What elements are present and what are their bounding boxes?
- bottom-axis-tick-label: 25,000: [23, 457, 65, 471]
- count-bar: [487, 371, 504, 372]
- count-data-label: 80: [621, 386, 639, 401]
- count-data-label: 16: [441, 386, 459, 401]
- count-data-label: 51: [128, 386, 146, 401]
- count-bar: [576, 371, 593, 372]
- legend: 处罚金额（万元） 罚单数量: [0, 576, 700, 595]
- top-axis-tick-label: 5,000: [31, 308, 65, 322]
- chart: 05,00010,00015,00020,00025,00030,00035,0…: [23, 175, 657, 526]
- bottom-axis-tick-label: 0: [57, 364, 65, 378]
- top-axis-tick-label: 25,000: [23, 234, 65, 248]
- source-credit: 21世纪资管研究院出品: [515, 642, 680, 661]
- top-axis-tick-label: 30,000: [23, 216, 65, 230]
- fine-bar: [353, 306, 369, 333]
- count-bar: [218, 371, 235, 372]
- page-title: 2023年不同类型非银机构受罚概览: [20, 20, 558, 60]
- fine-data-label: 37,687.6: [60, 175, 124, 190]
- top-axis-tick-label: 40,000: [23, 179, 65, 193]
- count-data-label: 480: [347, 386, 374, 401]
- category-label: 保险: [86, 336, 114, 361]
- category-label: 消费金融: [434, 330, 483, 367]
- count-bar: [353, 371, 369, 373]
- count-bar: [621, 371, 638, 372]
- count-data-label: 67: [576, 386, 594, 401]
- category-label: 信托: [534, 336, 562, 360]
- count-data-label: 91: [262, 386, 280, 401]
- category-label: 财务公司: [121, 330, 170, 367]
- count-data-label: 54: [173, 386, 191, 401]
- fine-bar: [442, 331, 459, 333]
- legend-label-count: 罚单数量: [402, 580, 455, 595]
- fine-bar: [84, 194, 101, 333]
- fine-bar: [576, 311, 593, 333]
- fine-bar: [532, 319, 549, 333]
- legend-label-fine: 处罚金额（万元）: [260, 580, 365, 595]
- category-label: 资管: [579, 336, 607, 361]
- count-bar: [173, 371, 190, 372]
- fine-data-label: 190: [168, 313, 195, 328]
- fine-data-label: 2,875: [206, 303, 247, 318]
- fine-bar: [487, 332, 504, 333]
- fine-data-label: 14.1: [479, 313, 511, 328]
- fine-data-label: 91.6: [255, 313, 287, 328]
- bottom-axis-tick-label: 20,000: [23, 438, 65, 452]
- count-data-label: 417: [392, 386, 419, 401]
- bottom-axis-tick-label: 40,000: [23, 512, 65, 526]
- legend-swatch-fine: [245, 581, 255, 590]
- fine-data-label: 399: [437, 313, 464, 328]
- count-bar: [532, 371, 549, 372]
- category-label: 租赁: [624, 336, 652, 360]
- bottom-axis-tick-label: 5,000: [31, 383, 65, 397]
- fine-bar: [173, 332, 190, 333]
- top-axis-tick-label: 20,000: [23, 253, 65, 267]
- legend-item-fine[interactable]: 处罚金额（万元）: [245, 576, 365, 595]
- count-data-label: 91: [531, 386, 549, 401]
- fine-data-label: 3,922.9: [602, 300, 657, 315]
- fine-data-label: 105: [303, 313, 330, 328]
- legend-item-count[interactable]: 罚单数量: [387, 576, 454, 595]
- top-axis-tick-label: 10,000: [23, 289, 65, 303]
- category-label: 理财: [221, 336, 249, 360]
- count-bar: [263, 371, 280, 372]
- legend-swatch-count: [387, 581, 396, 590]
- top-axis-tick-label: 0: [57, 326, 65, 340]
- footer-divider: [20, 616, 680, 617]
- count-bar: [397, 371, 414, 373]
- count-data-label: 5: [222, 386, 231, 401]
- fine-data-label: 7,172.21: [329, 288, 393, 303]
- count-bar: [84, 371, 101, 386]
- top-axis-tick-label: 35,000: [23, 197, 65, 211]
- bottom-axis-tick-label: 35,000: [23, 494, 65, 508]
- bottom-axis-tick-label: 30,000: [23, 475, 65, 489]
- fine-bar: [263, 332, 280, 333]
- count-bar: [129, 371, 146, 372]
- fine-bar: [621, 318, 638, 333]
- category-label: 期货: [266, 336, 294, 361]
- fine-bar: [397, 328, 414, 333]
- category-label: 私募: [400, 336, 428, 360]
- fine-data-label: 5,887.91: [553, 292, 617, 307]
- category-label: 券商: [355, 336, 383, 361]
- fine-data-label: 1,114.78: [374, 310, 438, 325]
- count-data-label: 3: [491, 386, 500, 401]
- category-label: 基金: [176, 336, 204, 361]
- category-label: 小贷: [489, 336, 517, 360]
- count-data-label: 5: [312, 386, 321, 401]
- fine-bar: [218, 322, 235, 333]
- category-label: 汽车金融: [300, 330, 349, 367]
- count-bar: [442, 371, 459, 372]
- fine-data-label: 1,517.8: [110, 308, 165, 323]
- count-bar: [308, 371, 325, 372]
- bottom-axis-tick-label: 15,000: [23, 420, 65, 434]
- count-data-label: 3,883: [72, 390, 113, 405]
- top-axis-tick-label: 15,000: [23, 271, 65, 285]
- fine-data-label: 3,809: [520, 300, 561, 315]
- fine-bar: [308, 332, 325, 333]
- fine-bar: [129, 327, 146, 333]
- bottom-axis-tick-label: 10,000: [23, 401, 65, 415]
════════════════
__GIVEN REQUEST__: Rewrite the records with every "count-data-label" changed to "count-value-label", leaving everything else the same.

__TASK SOLUTION__:
What elements are present and what are their bounding boxes?
- bottom-axis-tick-label: 25,000: [23, 457, 65, 471]
- count-bar: [487, 371, 504, 372]
- count-value-label: 80: [621, 386, 639, 401]
- count-value-label: 16: [441, 386, 459, 401]
- count-value-label: 51: [128, 386, 146, 401]
- count-bar: [576, 371, 593, 372]
- legend: 处罚金额（万元） 罚单数量: [0, 576, 700, 595]
- top-axis-tick-label: 5,000: [31, 308, 65, 322]
- chart: 05,00010,00015,00020,00025,00030,00035,0…: [23, 175, 657, 526]
- bottom-axis-tick-label: 0: [57, 364, 65, 378]
- top-axis-tick-label: 25,000: [23, 234, 65, 248]
- source-credit: 21世纪资管研究院出品: [515, 642, 680, 661]
- top-axis-tick-label: 30,000: [23, 216, 65, 230]
- fine-bar: [353, 306, 369, 333]
- count-bar: [218, 371, 235, 372]
- page-title: 2023年不同类型非银机构受罚概览: [20, 20, 558, 60]
- fine-data-label: 37,687.6: [60, 175, 124, 190]
- top-axis-tick-label: 40,000: [23, 179, 65, 193]
- count-value-label: 480: [347, 386, 374, 401]
- category-label: 保险: [86, 336, 114, 361]
- category-label: 消费金融: [434, 330, 483, 367]
- count-bar: [353, 371, 369, 373]
- count-bar: [621, 371, 638, 372]
- count-value-label: 67: [576, 386, 594, 401]
- category-label: 信托: [534, 336, 562, 360]
- count-value-label: 91: [262, 386, 280, 401]
- category-label: 财务公司: [121, 330, 170, 367]
- count-value-label: 54: [173, 386, 191, 401]
- fine-bar: [442, 331, 459, 333]
- legend-label-count: 罚单数量: [402, 580, 455, 595]
- fine-bar: [84, 194, 101, 333]
- fine-bar: [576, 311, 593, 333]
- fine-bar: [532, 319, 549, 333]
- legend-label-fine: 处罚金额（万元）: [260, 580, 365, 595]
- category-label: 资管: [579, 336, 607, 361]
- count-bar: [173, 371, 190, 372]
- fine-data-label: 190: [168, 313, 195, 328]
- fine-data-label: 2,875: [206, 303, 247, 318]
- fine-bar: [487, 332, 504, 333]
- fine-data-label: 14.1: [479, 313, 511, 328]
- fine-data-label: 91.6: [255, 313, 287, 328]
- bottom-axis-tick-label: 20,000: [23, 438, 65, 452]
- count-value-label: 417: [392, 386, 419, 401]
- bottom-axis-tick-label: 40,000: [23, 512, 65, 526]
- legend-swatch-fine: [245, 581, 255, 590]
- fine-data-label: 399: [437, 313, 464, 328]
- count-bar: [532, 371, 549, 372]
- category-label: 租赁: [624, 336, 652, 360]
- bottom-axis-tick-label: 5,000: [31, 383, 65, 397]
- fine-bar: [173, 332, 190, 333]
- top-axis-tick-label: 20,000: [23, 253, 65, 267]
- legend-item-fine[interactable]: 处罚金额（万元）: [245, 576, 365, 595]
- count-value-label: 91: [531, 386, 549, 401]
- fine-data-label: 3,922.9: [602, 300, 657, 315]
- fine-data-label: 105: [303, 313, 330, 328]
- legend-item-count[interactable]: 罚单数量: [387, 576, 454, 595]
- top-axis-tick-label: 10,000: [23, 289, 65, 303]
- category-label: 理财: [221, 336, 249, 360]
- count-bar: [263, 371, 280, 372]
- legend-swatch-count: [387, 581, 396, 590]
- top-axis-tick-label: 0: [57, 326, 65, 340]
- footer-divider: [20, 616, 680, 617]
- count-bar: [397, 371, 414, 373]
- count-value-label: 5: [222, 386, 231, 401]
- fine-data-label: 7,172.21: [329, 288, 393, 303]
- count-bar: [84, 371, 101, 386]
- top-axis-tick-label: 35,000: [23, 197, 65, 211]
- bottom-axis-tick-label: 35,000: [23, 494, 65, 508]
- bottom-axis-tick-label: 30,000: [23, 475, 65, 489]
- fine-bar: [263, 332, 280, 333]
- count-bar: [129, 371, 146, 372]
- fine-bar: [621, 318, 638, 333]
- category-label: 期货: [266, 336, 294, 361]
- fine-bar: [397, 328, 414, 333]
- category-label: 私募: [400, 336, 428, 360]
- fine-data-label: 5,887.91: [553, 292, 617, 307]
- category-label: 券商: [355, 336, 383, 361]
- fine-data-label: 1,114.78: [374, 310, 438, 325]
- count-value-label: 3: [491, 386, 500, 401]
- category-label: 基金: [176, 336, 204, 361]
- category-label: 小贷: [489, 336, 517, 360]
- count-value-label: 5: [312, 386, 321, 401]
- fine-bar: [218, 322, 235, 333]
- category-label: 汽车金融: [300, 330, 349, 367]
- count-bar: [442, 371, 459, 372]
- fine-data-label: 1,517.8: [110, 308, 165, 323]
- count-bar: [308, 371, 325, 372]
- bottom-axis-tick-label: 15,000: [23, 420, 65, 434]
- count-value-label: 3,883: [72, 390, 113, 405]
- top-axis-tick-label: 15,000: [23, 271, 65, 285]
- fine-data-label: 3,809: [520, 300, 561, 315]
- fine-bar: [308, 332, 325, 333]
- fine-bar: [129, 327, 146, 333]
- bottom-axis-tick-label: 10,000: [23, 401, 65, 415]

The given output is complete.